Items from a data source:
+++
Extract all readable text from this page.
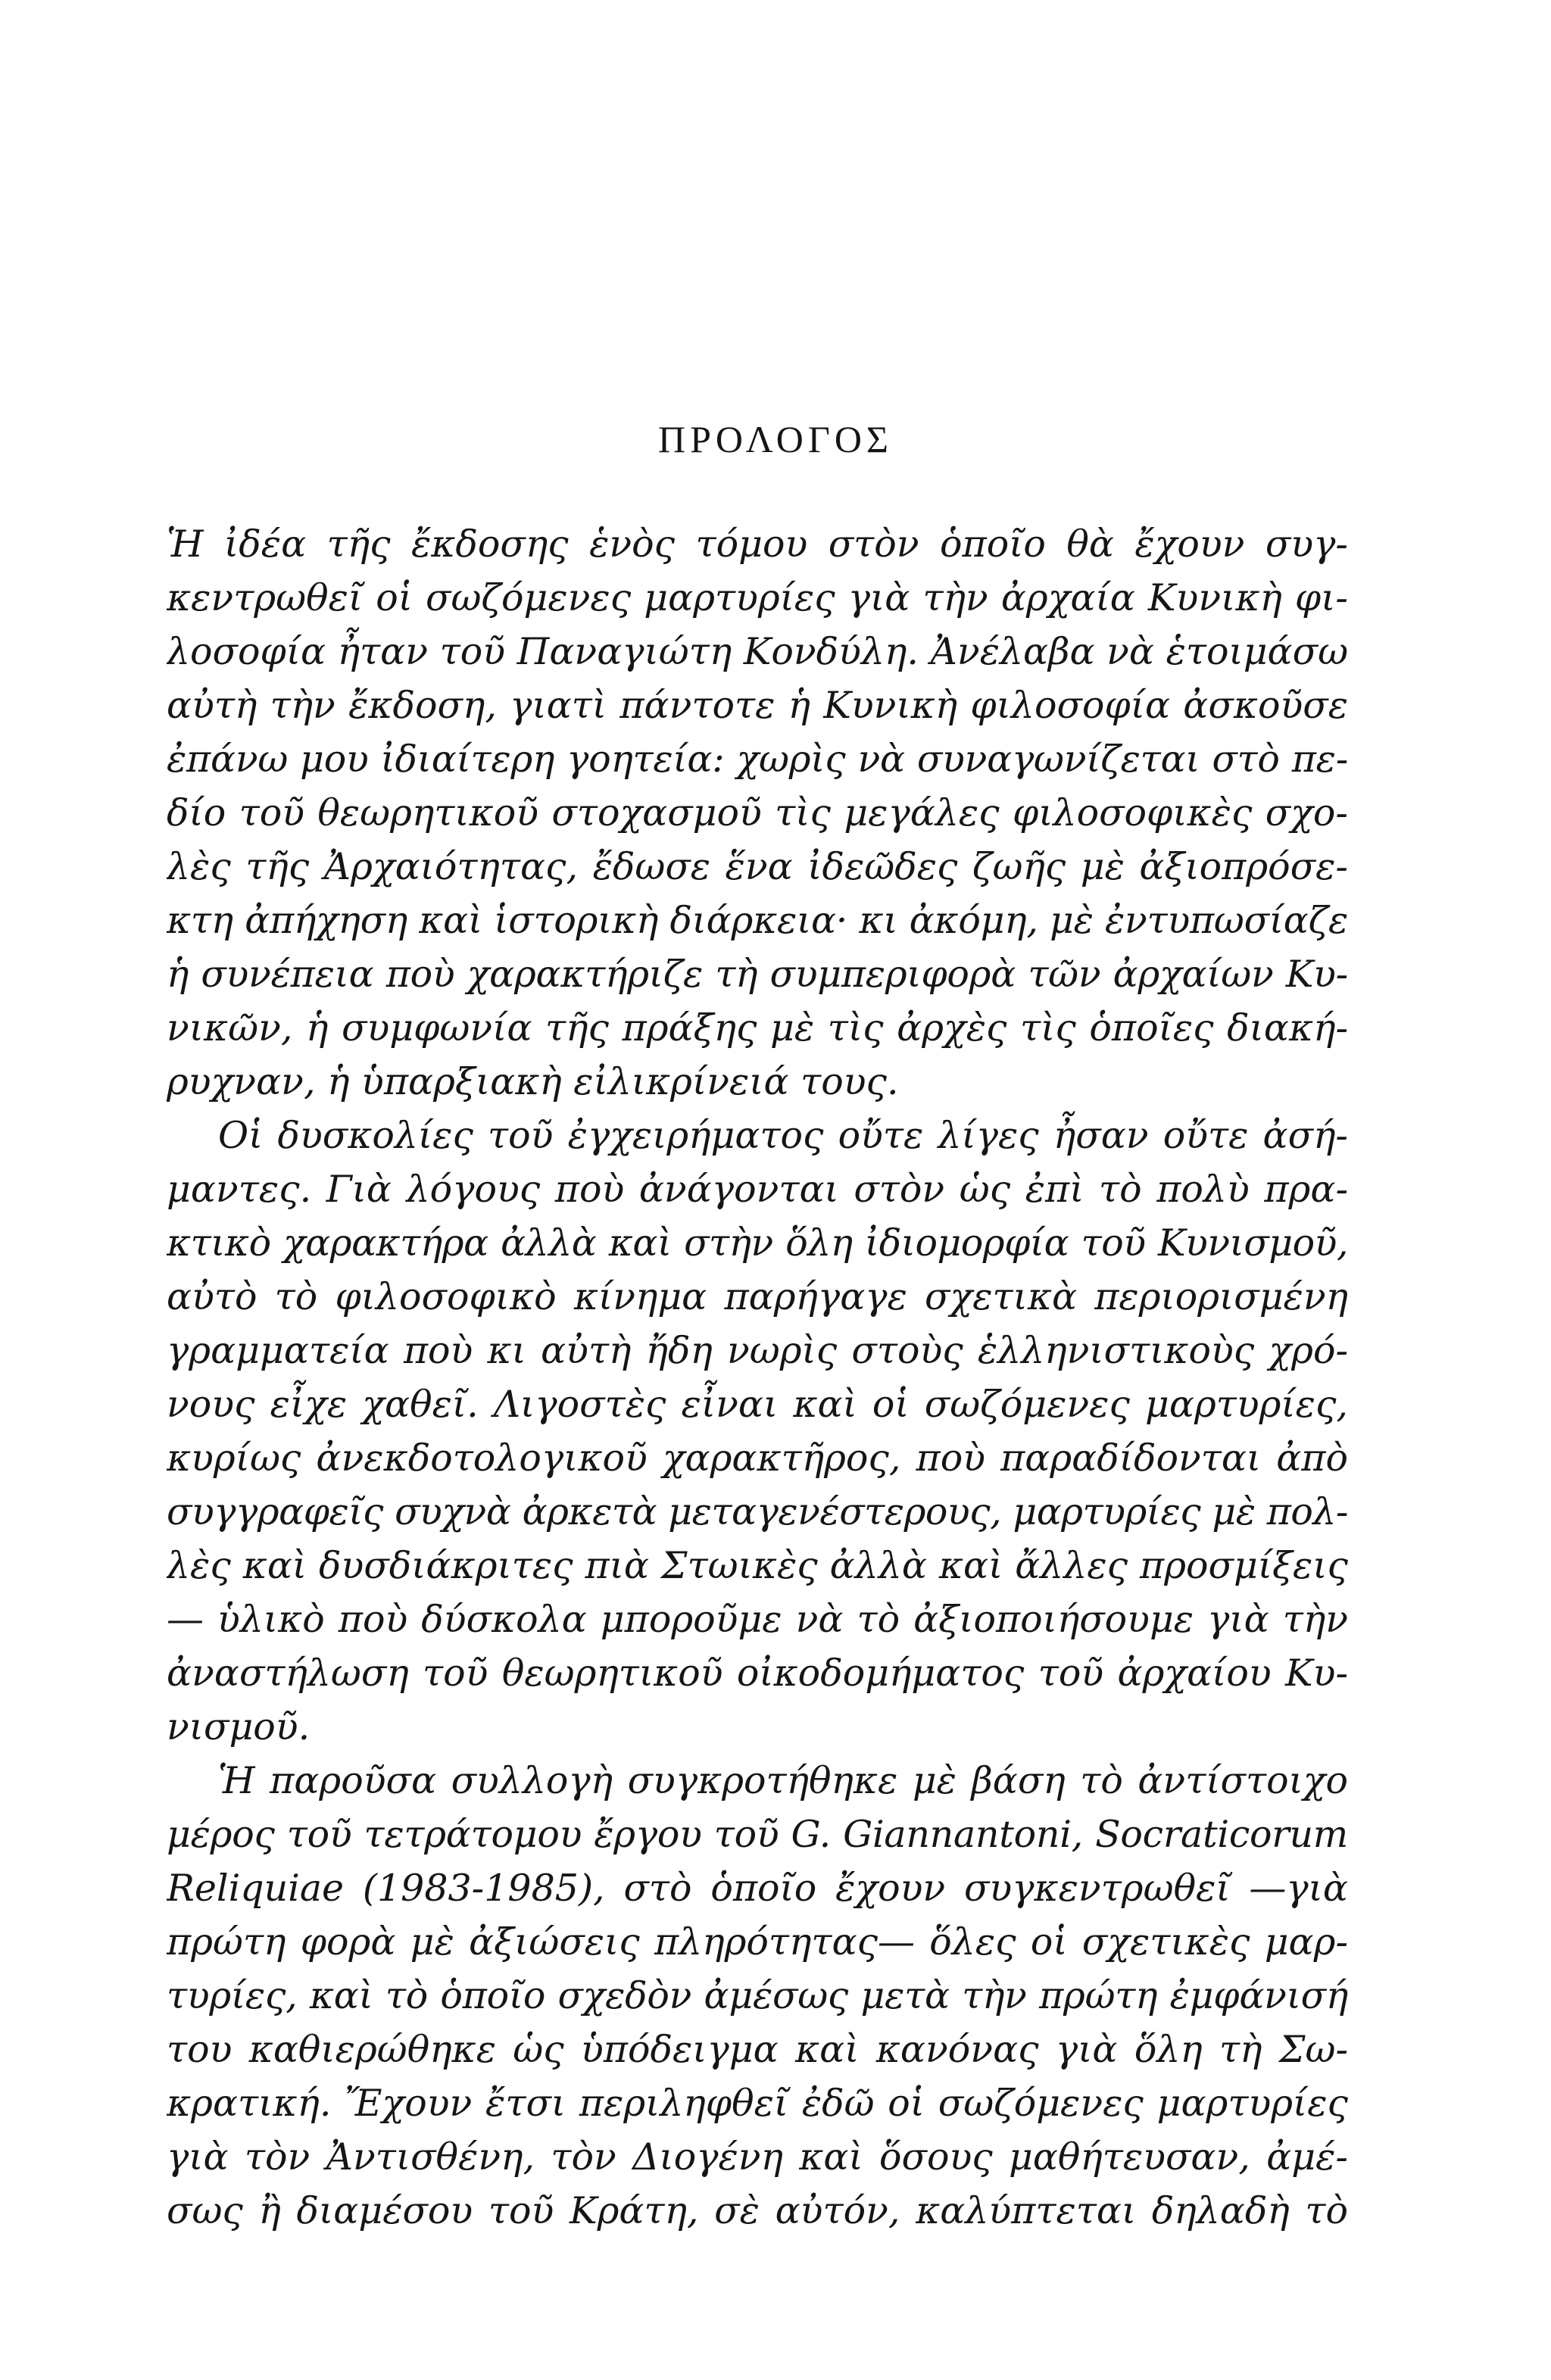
ΠΡΟΛΟΓΟΣ
Ἡ ἰδέα τῆς ἔκδοσης ἑνὸς τόμου στὸν ὁποῖο θὰ ἔχουν συγ-
κεντρωθεῖ οἱ σωζόμενες μαρτυρίες γιὰ τὴν ἀρχαία Κυνικὴ φι-
λοσοφία ἦταν τοῦ Παναγιώτη Κονδύλη. Ἀνέλαβα νὰ ἑτοιμάσω
αὐτὴ τὴν ἔκδοση, γιατὶ πάντοτε ἡ Κυνικὴ φιλοσοφία ἀσκοῦσε
ἐπάνω μου ἰδιαίτερη γοητεία: χωρὶς νὰ συναγωνίζεται στὸ πε-
δίο τοῦ θεωρητικοῦ στοχασμοῦ τὶς μεγάλες φιλοσοφικὲς σχο-
λὲς τῆς Ἀρχαιότητας, ἔδωσε ἕνα ἰδεῶδες ζωῆς μὲ ἀξιοπρόσε-
κτη ἀπήχηση καὶ ἱστορικὴ διάρκεια· κι ἀκόμη, μὲ ἐντυπωσίαζε
ἡ συνέπεια ποὺ χαρακτήριζε τὴ συμπεριφορὰ τῶν ἀρχαίων Κυ-
νικῶν, ἡ συμφωνία τῆς πράξης μὲ τὶς ἀρχὲς τὶς ὁποῖες διακή-
ρυχναν, ἡ ὑπαρξιακὴ εἰλικρίνειά τους.
Οἱ δυσκολίες τοῦ ἐγχειρήματος οὔτε λίγες ἦσαν οὔτε ἀσή-
μαντες. Γιὰ λόγους ποὺ ἀνάγονται στὸν ὡς ἐπὶ τὸ πολὺ πρα-
κτικὸ χαρακτήρα ἀλλὰ καὶ στὴν ὅλη ἰδιομορφία τοῦ Κυνισμοῦ,
αὐτὸ τὸ φιλοσοφικὸ κίνημα παρήγαγε σχετικὰ περιορισμένη
γραμματεία ποὺ κι αὐτὴ ἤδη νωρὶς στοὺς ἑλληνιστικοὺς χρό-
νους εἶχε χαθεῖ. Λιγοστὲς εἶναι καὶ οἱ σωζόμενες μαρτυρίες,
κυρίως ἀνεκδοτολογικοῦ χαρακτῆρος, ποὺ παραδίδονται ἀπὸ
συγγραφεῖς συχνὰ ἀρκετὰ μεταγενέστερους, μαρτυρίες μὲ πολ-
λὲς καὶ δυσδιάκριτες πιὰ Στωικὲς ἀλλὰ καὶ ἄλλες προσμίξεις
— ὑλικὸ ποὺ δύσκολα μποροῦμε νὰ τὸ ἀξιοποιήσουμε γιὰ τὴν
ἀναστήλωση τοῦ θεωρητικοῦ οἰκοδομήματος τοῦ ἀρχαίου Κυ-
νισμοῦ.
Ἡ παροῦσα συλλογὴ συγκροτήθηκε μὲ βάση τὸ ἀντίστοιχο
μέρος τοῦ τετράτομου ἔργου τοῦ G. Giannantoni, Socraticorum
Reliquiae (1983-1985), στὸ ὁποῖο ἔχουν συγκεντρωθεῖ —γιὰ
πρώτη φορὰ μὲ ἀξιώσεις πληρότητας— ὅλες οἱ σχετικὲς μαρ-
τυρίες, καὶ τὸ ὁποῖο σχεδὸν ἀμέσως μετὰ τὴν πρώτη ἐμφάνισή
του καθιερώθηκε ὡς ὑπόδειγμα καὶ κανόνας γιὰ ὅλη τὴ Σω-
κρατική. Ἔχουν ἔτσι περιληφθεῖ ἐδῶ οἱ σωζόμενες μαρτυρίες
γιὰ τὸν Ἀντισθένη, τὸν Διογένη καὶ ὅσους μαθήτευσαν, ἀμέ-
σως ἢ διαμέσου τοῦ Κράτη, σὲ αὐτόν, καλύπτεται δηλαδὴ τὸ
+++
Only the number is required: the count of lines containing the word "ὁποῖο".

Full response: 3